Reproduce every line of the records below, from the very first one down to and including the line that contains "- tab-basic-info[interactable]: 基本信息: [160, 4, 224, 66]", without altering a single character.

## Provided records
※ ※ ※

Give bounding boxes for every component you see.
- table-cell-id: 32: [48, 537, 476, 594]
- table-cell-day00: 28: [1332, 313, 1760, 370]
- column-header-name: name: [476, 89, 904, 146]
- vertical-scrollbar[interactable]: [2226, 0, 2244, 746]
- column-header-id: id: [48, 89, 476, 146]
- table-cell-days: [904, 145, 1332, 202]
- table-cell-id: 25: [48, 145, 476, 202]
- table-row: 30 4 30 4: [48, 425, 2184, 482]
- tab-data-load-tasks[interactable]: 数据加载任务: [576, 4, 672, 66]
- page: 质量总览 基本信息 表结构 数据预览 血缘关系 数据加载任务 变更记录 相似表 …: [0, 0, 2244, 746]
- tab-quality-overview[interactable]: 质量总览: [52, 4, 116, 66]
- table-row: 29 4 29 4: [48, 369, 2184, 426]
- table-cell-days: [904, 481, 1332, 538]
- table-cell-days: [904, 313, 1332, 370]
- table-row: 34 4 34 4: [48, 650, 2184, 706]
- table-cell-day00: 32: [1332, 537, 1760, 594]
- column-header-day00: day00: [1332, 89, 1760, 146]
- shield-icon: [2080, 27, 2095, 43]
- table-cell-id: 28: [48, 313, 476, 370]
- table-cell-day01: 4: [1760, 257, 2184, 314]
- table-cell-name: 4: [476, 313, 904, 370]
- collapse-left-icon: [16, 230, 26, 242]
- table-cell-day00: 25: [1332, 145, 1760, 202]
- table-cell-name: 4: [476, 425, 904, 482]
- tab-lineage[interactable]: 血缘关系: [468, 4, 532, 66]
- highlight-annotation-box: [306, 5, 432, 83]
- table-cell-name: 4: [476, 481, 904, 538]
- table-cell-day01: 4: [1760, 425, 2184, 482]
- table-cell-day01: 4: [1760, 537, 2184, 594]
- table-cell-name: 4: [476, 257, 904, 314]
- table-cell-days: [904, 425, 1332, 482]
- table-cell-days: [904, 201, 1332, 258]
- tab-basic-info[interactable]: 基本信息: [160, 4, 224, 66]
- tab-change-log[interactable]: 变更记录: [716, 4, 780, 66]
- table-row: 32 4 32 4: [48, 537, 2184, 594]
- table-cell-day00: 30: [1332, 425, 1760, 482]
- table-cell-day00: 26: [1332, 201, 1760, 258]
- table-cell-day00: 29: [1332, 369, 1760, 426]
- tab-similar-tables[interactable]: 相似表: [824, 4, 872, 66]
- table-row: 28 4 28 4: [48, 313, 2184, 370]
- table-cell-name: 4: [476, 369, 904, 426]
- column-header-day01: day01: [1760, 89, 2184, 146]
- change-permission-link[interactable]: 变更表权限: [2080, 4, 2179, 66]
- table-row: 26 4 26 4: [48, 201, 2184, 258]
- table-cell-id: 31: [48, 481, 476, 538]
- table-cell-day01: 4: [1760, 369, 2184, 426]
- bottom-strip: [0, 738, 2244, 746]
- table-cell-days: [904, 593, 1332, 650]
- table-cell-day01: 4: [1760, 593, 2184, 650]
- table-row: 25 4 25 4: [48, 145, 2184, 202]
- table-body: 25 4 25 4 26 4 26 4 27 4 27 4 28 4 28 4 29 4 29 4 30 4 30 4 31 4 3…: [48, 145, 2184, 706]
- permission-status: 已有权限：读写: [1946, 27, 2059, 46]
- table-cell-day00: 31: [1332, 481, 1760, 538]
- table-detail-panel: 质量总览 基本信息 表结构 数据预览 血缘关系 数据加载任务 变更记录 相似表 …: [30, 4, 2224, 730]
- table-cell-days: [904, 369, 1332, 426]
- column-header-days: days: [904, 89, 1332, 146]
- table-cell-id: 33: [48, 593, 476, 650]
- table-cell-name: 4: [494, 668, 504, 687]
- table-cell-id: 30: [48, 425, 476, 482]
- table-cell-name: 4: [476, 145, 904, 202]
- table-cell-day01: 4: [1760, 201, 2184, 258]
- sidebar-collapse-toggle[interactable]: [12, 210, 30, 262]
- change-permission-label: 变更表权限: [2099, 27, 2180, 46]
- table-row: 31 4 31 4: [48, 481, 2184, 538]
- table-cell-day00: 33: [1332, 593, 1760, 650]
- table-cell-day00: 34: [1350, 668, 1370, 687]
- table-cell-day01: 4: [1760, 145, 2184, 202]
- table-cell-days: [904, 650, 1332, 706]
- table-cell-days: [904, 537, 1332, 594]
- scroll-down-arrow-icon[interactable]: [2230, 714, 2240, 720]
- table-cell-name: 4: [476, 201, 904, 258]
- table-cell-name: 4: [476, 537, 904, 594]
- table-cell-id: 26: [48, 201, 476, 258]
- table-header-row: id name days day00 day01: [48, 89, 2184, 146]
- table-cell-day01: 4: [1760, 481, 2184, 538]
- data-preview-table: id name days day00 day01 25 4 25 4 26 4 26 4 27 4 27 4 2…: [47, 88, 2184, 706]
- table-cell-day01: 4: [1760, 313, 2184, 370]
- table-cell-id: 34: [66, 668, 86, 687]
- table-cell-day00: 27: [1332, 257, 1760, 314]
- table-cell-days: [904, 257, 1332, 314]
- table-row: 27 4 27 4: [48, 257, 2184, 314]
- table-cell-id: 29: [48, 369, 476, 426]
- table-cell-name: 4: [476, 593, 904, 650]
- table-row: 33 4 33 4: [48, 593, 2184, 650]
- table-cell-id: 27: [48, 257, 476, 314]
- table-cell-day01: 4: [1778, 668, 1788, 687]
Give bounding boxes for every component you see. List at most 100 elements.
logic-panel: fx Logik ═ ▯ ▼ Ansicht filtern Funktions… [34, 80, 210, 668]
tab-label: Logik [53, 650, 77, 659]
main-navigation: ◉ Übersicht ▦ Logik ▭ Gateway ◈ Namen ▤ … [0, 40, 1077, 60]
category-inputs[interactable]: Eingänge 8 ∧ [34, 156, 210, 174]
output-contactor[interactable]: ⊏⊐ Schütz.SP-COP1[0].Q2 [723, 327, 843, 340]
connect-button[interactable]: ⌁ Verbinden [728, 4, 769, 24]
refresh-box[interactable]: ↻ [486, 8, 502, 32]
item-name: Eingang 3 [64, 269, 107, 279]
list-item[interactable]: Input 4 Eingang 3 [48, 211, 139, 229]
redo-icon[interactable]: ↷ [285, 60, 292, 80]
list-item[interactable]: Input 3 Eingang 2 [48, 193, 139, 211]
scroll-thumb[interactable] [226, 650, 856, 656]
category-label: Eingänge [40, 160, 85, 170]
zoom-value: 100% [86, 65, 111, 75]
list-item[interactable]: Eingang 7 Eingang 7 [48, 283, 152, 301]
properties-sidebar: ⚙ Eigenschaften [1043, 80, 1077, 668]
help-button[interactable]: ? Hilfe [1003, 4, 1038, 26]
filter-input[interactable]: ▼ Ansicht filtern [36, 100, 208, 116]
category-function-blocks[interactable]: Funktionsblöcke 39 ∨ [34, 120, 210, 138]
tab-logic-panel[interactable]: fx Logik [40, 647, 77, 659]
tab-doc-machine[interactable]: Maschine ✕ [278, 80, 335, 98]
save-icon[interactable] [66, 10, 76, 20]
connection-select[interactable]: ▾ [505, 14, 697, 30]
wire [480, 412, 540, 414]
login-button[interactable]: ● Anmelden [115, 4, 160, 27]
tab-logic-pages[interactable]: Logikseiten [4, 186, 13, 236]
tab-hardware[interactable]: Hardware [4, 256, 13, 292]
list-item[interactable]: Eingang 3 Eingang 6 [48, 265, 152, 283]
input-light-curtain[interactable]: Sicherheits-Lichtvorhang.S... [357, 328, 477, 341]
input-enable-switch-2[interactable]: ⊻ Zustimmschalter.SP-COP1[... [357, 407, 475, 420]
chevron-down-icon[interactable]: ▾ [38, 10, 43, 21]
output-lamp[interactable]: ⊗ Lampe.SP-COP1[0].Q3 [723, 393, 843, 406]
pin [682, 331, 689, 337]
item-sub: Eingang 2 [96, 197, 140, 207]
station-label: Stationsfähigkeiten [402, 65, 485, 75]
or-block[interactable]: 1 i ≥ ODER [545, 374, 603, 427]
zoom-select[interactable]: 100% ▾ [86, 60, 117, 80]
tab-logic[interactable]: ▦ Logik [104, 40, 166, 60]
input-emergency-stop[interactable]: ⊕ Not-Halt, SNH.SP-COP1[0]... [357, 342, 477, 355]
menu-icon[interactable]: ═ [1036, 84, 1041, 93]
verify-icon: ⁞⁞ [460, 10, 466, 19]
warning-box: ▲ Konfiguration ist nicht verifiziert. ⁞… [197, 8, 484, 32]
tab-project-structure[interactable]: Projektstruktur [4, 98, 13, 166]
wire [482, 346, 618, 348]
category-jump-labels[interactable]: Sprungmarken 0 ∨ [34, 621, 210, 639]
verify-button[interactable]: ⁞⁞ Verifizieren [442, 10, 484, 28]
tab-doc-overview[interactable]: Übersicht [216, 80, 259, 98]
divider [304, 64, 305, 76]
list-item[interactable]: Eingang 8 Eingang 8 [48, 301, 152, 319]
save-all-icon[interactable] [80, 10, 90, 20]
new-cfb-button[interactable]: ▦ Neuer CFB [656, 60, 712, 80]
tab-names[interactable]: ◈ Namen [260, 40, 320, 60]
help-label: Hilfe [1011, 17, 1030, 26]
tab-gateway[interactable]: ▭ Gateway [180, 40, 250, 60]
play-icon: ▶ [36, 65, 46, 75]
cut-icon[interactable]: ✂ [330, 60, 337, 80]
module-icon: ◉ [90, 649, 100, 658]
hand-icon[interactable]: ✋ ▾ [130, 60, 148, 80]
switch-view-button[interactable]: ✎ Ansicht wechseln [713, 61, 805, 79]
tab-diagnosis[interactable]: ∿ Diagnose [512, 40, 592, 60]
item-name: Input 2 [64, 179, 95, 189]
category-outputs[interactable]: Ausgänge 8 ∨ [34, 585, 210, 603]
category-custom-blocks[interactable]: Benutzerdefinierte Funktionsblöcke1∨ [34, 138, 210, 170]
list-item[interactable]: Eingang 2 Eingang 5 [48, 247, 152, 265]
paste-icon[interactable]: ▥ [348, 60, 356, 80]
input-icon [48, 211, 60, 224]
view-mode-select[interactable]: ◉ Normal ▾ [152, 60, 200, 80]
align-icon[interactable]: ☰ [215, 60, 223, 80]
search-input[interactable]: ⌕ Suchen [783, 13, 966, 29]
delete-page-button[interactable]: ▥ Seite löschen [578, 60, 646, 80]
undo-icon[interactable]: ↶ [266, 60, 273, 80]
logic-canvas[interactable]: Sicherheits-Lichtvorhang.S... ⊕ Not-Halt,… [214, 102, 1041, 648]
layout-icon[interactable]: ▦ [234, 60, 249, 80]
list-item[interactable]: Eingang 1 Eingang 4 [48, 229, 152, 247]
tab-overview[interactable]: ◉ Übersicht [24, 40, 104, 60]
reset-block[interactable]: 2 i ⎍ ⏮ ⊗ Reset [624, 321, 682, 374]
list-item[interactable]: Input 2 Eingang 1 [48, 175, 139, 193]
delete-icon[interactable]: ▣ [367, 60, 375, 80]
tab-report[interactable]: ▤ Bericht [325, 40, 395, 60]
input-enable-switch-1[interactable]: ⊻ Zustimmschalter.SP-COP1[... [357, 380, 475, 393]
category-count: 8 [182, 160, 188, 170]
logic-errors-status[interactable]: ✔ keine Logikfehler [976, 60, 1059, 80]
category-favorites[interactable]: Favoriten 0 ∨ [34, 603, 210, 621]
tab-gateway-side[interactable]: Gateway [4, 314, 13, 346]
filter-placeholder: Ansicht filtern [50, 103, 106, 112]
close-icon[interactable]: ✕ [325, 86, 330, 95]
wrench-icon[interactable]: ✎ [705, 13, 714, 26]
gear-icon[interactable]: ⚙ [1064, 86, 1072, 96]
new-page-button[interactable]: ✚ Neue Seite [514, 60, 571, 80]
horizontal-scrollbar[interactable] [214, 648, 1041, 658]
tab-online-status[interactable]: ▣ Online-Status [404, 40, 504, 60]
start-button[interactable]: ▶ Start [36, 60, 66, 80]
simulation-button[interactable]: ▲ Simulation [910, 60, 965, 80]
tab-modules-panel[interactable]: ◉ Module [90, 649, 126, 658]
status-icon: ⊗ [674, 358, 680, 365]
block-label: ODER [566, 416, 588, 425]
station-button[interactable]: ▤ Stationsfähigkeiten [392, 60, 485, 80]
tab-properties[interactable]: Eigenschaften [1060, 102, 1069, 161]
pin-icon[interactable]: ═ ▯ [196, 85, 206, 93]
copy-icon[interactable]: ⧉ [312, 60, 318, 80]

※ ※ ※

## Solution to the problem
Give bounding boxes for every component you see.
- table-cell-id: 32: [48, 537, 476, 594]
- table-cell-day00: 28: [1332, 313, 1760, 370]
- column-header-name: name: [476, 89, 904, 146]
- vertical-scrollbar[interactable]: [2226, 0, 2244, 746]
- column-header-id: id: [48, 89, 476, 146]
- table-cell-days: [904, 145, 1332, 202]
- table-cell-id: 25: [48, 145, 476, 202]
- table-row: 30 4 30 4: [48, 425, 2184, 482]
- tab-data-load-tasks[interactable]: 数据加载任务: [576, 4, 672, 66]
- page: 质量总览 基本信息 表结构 数据预览 血缘关系 数据加载任务 变更记录 相似表 …: [0, 0, 2244, 746]
- tab-quality-overview[interactable]: 质量总览: [52, 4, 116, 66]
- table-row: 29 4 29 4: [48, 369, 2184, 426]
- table-cell-days: [904, 481, 1332, 538]
- table-cell-days: [904, 313, 1332, 370]
- table-row: 34 4 34 4: [48, 650, 2184, 706]
- table-cell-day00: 32: [1332, 537, 1760, 594]
- column-header-day00: day00: [1332, 89, 1760, 146]
- shield-icon: [2080, 27, 2095, 43]
- table-cell-id: 28: [48, 313, 476, 370]
- table-cell-day01: 4: [1760, 257, 2184, 314]
- table-cell-name: 4: [476, 313, 904, 370]
- collapse-left-icon: [16, 230, 26, 242]
- table-cell-day00: 25: [1332, 145, 1760, 202]
- table-cell-name: 4: [476, 425, 904, 482]
- tab-lineage[interactable]: 血缘关系: [468, 4, 532, 66]
- highlight-annotation-box: [306, 5, 432, 83]
- table-cell-name: 4: [476, 481, 904, 538]
- table-cell-day01: 4: [1760, 425, 2184, 482]
- table-cell-day01: 4: [1760, 537, 2184, 594]
- table-cell-name: 4: [476, 257, 904, 314]
- table-cell-days: [904, 425, 1332, 482]
- table-cell-days: [904, 201, 1332, 258]
- tab-basic-info[interactable]: 基本信息: [160, 4, 224, 66]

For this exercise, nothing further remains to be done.